→ **Input rows**
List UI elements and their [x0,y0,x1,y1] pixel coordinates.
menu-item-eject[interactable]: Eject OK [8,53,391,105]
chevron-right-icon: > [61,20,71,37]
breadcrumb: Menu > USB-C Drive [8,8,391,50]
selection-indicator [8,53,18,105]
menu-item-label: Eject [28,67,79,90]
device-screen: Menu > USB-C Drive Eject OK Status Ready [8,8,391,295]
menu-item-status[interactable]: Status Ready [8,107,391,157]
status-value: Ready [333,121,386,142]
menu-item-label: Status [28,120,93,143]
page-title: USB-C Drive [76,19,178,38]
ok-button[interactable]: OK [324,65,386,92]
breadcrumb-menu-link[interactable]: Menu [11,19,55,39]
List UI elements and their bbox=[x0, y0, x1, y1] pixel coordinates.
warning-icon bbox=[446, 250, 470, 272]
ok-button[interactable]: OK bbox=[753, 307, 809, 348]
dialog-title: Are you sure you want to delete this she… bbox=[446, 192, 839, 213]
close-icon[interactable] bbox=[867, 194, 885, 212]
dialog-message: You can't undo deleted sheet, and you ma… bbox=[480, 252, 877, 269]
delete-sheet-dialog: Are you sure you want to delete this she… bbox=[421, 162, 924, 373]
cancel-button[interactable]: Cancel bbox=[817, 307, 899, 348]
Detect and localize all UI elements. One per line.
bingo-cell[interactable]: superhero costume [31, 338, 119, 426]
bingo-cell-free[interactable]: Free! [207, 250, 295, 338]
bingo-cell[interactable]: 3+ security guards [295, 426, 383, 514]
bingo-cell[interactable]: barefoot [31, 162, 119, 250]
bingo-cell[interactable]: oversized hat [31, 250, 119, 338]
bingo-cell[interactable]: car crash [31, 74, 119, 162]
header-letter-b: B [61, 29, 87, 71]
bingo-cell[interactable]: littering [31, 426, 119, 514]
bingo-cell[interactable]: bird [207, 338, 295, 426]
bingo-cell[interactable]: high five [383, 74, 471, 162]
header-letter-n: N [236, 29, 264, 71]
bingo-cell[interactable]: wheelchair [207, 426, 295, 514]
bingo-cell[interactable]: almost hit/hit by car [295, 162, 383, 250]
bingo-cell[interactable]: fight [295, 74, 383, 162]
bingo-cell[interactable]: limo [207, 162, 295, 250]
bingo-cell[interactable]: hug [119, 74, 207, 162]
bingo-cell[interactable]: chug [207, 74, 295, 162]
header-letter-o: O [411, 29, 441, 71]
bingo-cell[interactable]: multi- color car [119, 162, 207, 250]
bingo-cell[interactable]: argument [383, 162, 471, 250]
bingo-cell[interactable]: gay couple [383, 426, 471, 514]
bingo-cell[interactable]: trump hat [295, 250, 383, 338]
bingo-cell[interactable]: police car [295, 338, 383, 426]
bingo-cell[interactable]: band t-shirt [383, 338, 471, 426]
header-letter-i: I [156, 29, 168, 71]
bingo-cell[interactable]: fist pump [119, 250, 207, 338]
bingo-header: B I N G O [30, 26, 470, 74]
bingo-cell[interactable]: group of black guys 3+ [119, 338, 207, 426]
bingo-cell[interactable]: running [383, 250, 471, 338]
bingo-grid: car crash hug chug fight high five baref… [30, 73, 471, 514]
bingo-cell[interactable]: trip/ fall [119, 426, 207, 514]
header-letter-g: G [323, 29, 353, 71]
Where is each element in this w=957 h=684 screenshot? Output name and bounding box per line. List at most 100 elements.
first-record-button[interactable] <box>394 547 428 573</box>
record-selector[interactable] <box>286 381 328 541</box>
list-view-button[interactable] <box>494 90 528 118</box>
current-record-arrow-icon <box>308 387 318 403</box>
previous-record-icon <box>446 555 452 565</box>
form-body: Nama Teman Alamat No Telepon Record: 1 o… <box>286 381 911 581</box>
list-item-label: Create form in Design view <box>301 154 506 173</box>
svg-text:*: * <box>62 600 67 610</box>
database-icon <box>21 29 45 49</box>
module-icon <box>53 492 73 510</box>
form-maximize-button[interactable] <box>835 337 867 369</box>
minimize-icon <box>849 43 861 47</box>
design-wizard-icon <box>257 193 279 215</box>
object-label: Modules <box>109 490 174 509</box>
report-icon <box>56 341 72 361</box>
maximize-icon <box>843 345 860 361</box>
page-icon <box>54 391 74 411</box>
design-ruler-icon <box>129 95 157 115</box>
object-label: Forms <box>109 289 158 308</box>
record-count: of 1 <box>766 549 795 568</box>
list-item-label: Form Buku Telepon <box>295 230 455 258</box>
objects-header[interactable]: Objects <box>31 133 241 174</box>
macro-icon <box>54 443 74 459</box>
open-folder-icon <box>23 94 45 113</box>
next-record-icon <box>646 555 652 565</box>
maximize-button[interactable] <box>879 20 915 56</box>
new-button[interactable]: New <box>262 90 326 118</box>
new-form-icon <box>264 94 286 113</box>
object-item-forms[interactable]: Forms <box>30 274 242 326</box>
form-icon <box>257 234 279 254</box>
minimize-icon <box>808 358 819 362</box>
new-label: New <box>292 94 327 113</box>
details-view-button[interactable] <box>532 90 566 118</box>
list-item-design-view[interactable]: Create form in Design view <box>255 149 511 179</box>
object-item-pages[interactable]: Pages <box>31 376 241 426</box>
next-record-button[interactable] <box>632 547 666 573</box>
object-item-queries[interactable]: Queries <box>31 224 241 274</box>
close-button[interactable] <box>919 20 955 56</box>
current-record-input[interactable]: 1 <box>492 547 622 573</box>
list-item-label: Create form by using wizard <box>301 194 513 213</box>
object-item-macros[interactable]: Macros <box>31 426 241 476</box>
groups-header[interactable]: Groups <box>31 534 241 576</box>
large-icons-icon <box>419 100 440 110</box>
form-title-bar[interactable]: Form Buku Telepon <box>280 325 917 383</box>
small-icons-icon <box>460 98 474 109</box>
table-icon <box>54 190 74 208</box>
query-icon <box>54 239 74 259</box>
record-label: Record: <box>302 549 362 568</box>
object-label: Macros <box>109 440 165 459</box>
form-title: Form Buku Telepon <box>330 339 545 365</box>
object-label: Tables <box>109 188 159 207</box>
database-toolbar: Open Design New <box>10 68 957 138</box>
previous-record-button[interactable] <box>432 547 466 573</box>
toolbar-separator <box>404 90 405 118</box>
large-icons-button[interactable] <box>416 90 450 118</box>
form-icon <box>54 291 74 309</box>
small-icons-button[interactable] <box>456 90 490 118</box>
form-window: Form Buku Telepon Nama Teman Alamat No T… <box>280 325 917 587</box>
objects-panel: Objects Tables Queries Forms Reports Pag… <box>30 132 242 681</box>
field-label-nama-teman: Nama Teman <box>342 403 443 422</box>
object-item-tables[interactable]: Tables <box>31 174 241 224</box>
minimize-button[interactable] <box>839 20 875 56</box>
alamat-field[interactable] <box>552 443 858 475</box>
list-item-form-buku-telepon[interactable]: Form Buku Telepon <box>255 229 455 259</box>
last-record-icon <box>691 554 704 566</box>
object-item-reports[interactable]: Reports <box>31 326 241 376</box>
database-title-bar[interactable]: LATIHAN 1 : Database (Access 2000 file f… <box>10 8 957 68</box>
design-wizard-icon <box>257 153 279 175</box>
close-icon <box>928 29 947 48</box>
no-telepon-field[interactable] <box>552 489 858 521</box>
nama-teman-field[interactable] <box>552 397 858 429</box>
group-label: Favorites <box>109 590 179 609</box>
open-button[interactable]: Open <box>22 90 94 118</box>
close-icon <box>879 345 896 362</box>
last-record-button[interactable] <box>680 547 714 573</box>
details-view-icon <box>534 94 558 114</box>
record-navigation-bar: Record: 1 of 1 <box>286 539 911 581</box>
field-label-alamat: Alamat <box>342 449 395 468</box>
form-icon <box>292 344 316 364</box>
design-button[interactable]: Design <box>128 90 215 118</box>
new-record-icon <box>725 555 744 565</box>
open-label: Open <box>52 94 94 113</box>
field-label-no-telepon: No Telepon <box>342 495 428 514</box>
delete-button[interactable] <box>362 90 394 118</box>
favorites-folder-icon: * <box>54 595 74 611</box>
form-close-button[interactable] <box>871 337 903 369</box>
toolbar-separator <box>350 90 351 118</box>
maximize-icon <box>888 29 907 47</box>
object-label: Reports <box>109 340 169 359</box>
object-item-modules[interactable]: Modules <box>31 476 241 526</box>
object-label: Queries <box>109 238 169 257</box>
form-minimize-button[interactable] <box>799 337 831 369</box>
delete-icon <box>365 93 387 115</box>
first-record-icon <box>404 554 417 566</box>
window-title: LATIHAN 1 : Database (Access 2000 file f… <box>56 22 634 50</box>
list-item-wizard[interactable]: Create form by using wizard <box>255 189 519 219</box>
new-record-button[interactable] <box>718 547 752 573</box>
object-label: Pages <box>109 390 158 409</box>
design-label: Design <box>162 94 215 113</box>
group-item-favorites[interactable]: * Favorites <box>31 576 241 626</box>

→ **What you have to do**
Give every line from the start of the listing through the line containing "bingo-cell[interactable]: littering [31, 426, 119, 514]" as a JSON list of strings, one string per line, leaving out blank lines.

→ **Expected answer**
[
  "List UI elements and their [x0,y0,x1,y1] pixel coordinates.",
  "menu-item-eject[interactable]: Eject OK [8,53,391,105]",
  "chevron-right-icon: > [61,20,71,37]",
  "breadcrumb: Menu > USB-C Drive [8,8,391,50]",
  "selection-indicator [8,53,18,105]",
  "menu-item-label: Eject [28,67,79,90]",
  "device-screen: Menu > USB-C Drive Eject OK Status Ready [8,8,391,295]",
  "menu-item-status[interactable]: Status Ready [8,107,391,157]",
  "status-value: Ready [333,121,386,142]",
  "menu-item-label: Status [28,120,93,143]",
  "page-title: USB-C Drive [76,19,178,38]",
  "ok-button[interactable]: OK [324,65,386,92]",
  "breadcrumb-menu-link[interactable]: Menu [11,19,55,39]",
  "List UI elements and their bbox=[x0, y0, x1, y1] pixel coordinates.",
  "warning-icon bbox=[446, 250, 470, 272]",
  "ok-button[interactable]: OK bbox=[753, 307, 809, 348]",
  "dialog-title: Are you sure you want to delete this she… bbox=[446, 192, 839, 213]",
  "close-icon[interactable] bbox=[867, 194, 885, 212]",
  "dialog-message: You can't undo deleted sheet, and you ma… bbox=[480, 252, 877, 269]",
  "delete-sheet-dialog: Are you sure you want to delete this she… bbox=[421, 162, 924, 373]",
  "cancel-button[interactable]: Cancel bbox=[817, 307, 899, 348]",
  "Detect and localize all UI elements. One per line.",
  "bingo-cell[interactable]: superhero costume [31, 338, 119, 426]",
  "bingo-cell-free[interactable]: Free! [207, 250, 295, 338]",
  "bingo-cell[interactable]: 3+ security guards [295, 426, 383, 514]",
  "bingo-cell[interactable]: barefoot [31, 162, 119, 250]",
  "bingo-cell[interactable]: oversized hat [31, 250, 119, 338]",
  "bingo-cell[interactable]: car crash [31, 74, 119, 162]",
  "header-letter-b: B [61, 29, 87, 71]",
  "bingo-cell[interactable]: littering [31, 426, 119, 514]"
]